> Directive
Give all of the lines again exactly as they read.

(Data records)
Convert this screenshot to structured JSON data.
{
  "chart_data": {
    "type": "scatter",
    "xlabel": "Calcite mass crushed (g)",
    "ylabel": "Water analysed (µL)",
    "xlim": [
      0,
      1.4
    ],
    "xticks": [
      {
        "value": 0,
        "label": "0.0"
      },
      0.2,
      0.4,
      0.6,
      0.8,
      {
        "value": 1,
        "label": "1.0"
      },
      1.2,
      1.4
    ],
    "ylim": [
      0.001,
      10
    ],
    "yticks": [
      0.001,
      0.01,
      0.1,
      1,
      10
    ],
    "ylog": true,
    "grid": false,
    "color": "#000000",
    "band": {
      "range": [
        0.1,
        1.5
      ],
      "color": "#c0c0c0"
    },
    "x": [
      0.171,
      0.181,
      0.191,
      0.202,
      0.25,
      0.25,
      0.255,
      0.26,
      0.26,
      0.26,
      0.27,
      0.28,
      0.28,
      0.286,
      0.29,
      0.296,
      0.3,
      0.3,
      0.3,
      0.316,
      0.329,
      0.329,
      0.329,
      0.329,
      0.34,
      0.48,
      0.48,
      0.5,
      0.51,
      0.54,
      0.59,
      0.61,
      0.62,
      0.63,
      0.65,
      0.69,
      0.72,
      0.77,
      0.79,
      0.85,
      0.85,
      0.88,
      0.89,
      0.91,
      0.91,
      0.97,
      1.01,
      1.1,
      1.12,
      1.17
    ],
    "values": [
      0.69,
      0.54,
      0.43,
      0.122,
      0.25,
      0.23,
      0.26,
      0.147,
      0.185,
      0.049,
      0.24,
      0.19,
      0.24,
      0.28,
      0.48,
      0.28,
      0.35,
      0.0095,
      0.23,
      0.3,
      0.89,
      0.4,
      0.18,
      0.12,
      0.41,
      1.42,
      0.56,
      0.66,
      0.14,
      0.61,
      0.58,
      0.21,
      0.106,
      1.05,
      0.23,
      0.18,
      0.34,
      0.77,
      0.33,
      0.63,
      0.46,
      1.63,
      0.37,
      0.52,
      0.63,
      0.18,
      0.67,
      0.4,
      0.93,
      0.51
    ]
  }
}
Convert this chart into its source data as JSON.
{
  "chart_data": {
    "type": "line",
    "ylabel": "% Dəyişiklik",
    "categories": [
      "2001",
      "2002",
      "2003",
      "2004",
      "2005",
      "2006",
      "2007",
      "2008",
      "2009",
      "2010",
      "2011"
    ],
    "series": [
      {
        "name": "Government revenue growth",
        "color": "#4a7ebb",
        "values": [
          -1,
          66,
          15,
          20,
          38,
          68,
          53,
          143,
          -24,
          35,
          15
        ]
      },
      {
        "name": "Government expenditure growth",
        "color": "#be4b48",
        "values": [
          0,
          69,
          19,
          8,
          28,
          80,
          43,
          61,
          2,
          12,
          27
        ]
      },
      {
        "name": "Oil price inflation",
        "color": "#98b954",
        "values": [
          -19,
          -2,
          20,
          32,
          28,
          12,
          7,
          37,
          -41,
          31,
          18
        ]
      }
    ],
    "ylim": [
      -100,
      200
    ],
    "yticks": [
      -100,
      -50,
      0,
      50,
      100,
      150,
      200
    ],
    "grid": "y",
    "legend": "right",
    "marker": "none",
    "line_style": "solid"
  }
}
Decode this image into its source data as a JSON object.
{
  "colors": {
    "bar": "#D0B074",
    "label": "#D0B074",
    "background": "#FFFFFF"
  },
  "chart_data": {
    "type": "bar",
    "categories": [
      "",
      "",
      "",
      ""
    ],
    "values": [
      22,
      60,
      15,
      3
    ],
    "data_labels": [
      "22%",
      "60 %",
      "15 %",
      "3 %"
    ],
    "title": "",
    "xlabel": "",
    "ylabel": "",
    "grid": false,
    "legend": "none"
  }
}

> Answer in full
Convert this screenshot to structured JSON data.
{
  "chart_data": {
    "type": "scatter",
    "xlabel": "Calcite mass crushed (g)",
    "ylabel": "Water analysed (µL)",
    "xlim": [
      0,
      1.4
    ],
    "xticks": [
      {
        "value": 0,
        "label": "0.0"
      },
      0.2,
      0.4,
      0.6,
      0.8,
      {
        "value": 1,
        "label": "1.0"
      },
      1.2,
      1.4
    ],
    "ylim": [
      0.001,
      10
    ],
    "yticks": [
      0.001,
      0.01,
      0.1,
      1,
      10
    ],
    "ylog": true,
    "grid": false,
    "color": "#000000",
    "band": {
      "range": [
        0.1,
        1.5
      ],
      "color": "#c0c0c0"
    },
    "x": [
      0.171,
      0.181,
      0.191,
      0.202,
      0.25,
      0.25,
      0.255,
      0.26,
      0.26,
      0.26,
      0.27,
      0.28,
      0.28,
      0.286,
      0.29,
      0.296,
      0.3,
      0.3,
      0.3,
      0.316,
      0.329,
      0.329,
      0.329,
      0.329,
      0.34,
      0.48,
      0.48,
      0.5,
      0.51,
      0.54,
      0.59,
      0.61,
      0.62,
      0.63,
      0.65,
      0.69,
      0.72,
      0.77,
      0.79,
      0.85,
      0.85,
      0.88,
      0.89,
      0.91,
      0.91,
      0.97,
      1.01,
      1.1,
      1.12,
      1.17
    ],
    "values": [
      0.69,
      0.54,
      0.43,
      0.122,
      0.25,
      0.23,
      0.26,
      0.147,
      0.185,
      0.049,
      0.24,
      0.19,
      0.24,
      0.28,
      0.48,
      0.28,
      0.35,
      0.0095,
      0.23,
      0.3,
      0.89,
      0.4,
      0.18,
      0.12,
      0.41,
      1.42,
      0.56,
      0.66,
      0.14,
      0.61,
      0.58,
      0.21,
      0.106,
      1.05,
      0.23,
      0.18,
      0.34,
      0.77,
      0.33,
      0.63,
      0.46,
      1.63,
      0.37,
      0.52,
      0.63,
      0.18,
      0.67,
      0.4,
      0.93,
      0.51
    ]
  }
}
Convert this chart into its source data as JSON.
{
  "chart_data": {
    "type": "line",
    "ylabel": "% Dəyişiklik",
    "categories": [
      "2001",
      "2002",
      "2003",
      "2004",
      "2005",
      "2006",
      "2007",
      "2008",
      "2009",
      "2010",
      "2011"
    ],
    "series": [
      {
        "name": "Government revenue growth",
        "color": "#4a7ebb",
        "values": [
          -1,
          66,
          15,
          20,
          38,
          68,
          53,
          143,
          -24,
          35,
          15
        ]
      },
      {
        "name": "Government expenditure growth",
        "color": "#be4b48",
        "values": [
          0,
          69,
          19,
          8,
          28,
          80,
          43,
          61,
          2,
          12,
          27
        ]
      },
      {
        "name": "Oil price inflation",
        "color": "#98b954",
        "values": [
          -19,
          -2,
          20,
          32,
          28,
          12,
          7,
          37,
          -41,
          31,
          18
        ]
      }
    ],
    "ylim": [
      -100,
      200
    ],
    "yticks": [
      -100,
      -50,
      0,
      50,
      100,
      150,
      200
    ],
    "grid": "y",
    "legend": "right",
    "marker": "none",
    "line_style": "solid"
  }
}
Decode this image into its source data as a JSON object.
{
  "colors": {
    "bar": "#D0B074",
    "label": "#D0B074",
    "background": "#FFFFFF"
  },
  "chart_data": {
    "type": "bar",
    "categories": [
      "",
      "",
      "",
      ""
    ],
    "values": [
      22,
      60,
      15,
      3
    ],
    "data_labels": [
      "22%",
      "60 %",
      "15 %",
      "3 %"
    ],
    "title": "",
    "xlabel": "",
    "ylabel": "",
    "grid": false,
    "legend": "none"
  }
}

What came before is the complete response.